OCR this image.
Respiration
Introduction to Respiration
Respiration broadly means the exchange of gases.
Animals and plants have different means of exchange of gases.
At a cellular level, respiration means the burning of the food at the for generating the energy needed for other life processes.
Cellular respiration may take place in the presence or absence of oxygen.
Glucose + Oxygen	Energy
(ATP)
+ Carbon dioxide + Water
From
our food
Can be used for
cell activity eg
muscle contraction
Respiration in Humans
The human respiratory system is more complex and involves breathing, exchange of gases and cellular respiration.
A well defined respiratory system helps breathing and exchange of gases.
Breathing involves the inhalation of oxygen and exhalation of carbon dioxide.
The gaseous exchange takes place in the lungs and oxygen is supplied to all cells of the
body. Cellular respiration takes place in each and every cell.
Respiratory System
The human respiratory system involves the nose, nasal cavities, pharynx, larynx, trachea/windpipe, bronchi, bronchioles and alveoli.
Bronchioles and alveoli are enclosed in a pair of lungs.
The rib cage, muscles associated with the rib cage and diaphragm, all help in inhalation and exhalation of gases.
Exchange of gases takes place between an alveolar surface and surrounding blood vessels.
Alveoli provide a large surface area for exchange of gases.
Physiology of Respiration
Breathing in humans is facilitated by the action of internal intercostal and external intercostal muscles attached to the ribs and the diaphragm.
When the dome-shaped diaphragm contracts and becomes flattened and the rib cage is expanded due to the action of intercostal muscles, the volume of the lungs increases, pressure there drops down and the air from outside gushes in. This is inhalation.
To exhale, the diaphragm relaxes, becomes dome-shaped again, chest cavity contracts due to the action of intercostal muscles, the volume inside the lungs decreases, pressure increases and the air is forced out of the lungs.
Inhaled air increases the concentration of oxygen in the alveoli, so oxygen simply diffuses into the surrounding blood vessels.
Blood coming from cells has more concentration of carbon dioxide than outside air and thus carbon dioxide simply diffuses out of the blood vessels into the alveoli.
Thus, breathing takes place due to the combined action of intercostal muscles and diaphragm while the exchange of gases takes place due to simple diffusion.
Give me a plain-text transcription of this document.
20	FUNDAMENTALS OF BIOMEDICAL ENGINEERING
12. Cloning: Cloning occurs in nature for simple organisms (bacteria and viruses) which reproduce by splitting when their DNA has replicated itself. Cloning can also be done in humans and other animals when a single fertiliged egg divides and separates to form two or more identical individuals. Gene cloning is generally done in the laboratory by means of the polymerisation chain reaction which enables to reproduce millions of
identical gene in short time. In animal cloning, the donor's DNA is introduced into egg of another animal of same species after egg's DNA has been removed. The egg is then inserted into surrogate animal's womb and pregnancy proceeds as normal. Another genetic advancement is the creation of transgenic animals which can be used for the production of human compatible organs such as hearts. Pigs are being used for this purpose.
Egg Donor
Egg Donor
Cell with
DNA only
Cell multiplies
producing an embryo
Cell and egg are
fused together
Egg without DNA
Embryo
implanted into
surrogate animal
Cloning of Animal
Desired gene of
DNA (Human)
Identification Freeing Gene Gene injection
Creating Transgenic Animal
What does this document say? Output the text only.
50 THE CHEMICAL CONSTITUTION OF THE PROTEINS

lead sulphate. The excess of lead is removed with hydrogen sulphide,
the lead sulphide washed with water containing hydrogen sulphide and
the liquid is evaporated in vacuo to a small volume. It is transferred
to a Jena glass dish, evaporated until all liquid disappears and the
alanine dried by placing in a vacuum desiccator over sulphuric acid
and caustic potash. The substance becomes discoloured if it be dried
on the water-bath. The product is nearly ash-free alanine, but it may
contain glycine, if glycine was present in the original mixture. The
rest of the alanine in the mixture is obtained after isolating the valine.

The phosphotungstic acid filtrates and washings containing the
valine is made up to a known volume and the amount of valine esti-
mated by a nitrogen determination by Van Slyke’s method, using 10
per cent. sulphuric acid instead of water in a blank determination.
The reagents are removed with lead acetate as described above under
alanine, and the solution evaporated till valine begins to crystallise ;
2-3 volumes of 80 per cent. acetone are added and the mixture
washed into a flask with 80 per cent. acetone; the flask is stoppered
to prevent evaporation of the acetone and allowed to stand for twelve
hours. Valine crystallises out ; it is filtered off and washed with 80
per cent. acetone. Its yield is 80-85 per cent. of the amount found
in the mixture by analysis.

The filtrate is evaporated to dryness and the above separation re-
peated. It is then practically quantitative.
::::::::::
Work item: Whenever the word "determination" appears in a line of the listing, report that line.

Solution:
mated by a nitrogen determination by Van Slyke’s method, using 10
per cent. sulphuric acid instead of water in a blank determination.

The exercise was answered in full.